[START DATASET RECORDS]

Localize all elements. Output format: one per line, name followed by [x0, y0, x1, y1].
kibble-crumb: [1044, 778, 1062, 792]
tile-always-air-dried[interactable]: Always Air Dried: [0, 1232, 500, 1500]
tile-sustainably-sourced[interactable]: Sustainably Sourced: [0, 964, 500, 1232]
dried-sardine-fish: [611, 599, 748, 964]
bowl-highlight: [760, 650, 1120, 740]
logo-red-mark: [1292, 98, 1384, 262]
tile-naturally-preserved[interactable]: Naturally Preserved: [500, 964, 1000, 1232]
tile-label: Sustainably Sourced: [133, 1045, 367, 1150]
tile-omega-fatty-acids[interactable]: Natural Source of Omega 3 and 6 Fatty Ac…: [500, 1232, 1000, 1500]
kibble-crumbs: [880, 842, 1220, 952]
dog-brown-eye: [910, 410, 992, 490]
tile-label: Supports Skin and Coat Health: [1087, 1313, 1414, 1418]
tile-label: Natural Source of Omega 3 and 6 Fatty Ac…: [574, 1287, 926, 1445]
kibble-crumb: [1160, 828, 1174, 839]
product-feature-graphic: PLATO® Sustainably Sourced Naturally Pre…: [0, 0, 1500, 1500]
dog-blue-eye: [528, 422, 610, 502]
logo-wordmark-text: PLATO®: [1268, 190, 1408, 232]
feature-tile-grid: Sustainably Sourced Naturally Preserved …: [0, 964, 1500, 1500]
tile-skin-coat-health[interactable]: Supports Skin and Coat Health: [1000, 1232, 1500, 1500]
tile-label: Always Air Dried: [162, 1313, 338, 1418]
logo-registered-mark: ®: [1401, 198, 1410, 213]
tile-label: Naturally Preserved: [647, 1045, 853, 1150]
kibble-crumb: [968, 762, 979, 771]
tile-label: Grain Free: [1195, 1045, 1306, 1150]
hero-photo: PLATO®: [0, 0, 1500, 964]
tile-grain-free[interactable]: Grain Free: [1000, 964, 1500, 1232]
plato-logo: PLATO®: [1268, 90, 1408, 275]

[END DATASET RECORDS]

■ AIM OF THE TASK: Can you reproduce every one of the rows above, character for character and in the same order?

■ OUTPUT FOR THIS EXERCISE:
Localize all elements. Output format: one per line, name followed by [x0, y0, x1, y1].
kibble-crumb: [1044, 778, 1062, 792]
tile-always-air-dried[interactable]: Always Air Dried: [0, 1232, 500, 1500]
tile-sustainably-sourced[interactable]: Sustainably Sourced: [0, 964, 500, 1232]
dried-sardine-fish: [611, 599, 748, 964]
bowl-highlight: [760, 650, 1120, 740]
logo-red-mark: [1292, 98, 1384, 262]
tile-naturally-preserved[interactable]: Naturally Preserved: [500, 964, 1000, 1232]
tile-label: Sustainably Sourced: [133, 1045, 367, 1150]
tile-omega-fatty-acids[interactable]: Natural Source of Omega 3 and 6 Fatty Ac…: [500, 1232, 1000, 1500]
kibble-crumbs: [880, 842, 1220, 952]
dog-brown-eye: [910, 410, 992, 490]
tile-label: Supports Skin and Coat Health: [1087, 1313, 1414, 1418]
tile-label: Natural Source of Omega 3 and 6 Fatty Ac…: [574, 1287, 926, 1445]
kibble-crumb: [1160, 828, 1174, 839]
product-feature-graphic: PLATO® Sustainably Sourced Naturally Pre…: [0, 0, 1500, 1500]
dog-blue-eye: [528, 422, 610, 502]
logo-wordmark-text: PLATO®: [1268, 190, 1408, 232]
feature-tile-grid: Sustainably Sourced Naturally Preserved …: [0, 964, 1500, 1500]
tile-skin-coat-health[interactable]: Supports Skin and Coat Health: [1000, 1232, 1500, 1500]
tile-label: Always Air Dried: [162, 1313, 338, 1418]
logo-registered-mark: ®: [1401, 198, 1410, 213]
tile-label: Naturally Preserved: [647, 1045, 853, 1150]
kibble-crumb: [968, 762, 979, 771]
tile-label: Grain Free: [1195, 1045, 1306, 1150]
hero-photo: PLATO®: [0, 0, 1500, 964]
tile-grain-free[interactable]: Grain Free: [1000, 964, 1500, 1232]
plato-logo: PLATO®: [1268, 90, 1408, 275]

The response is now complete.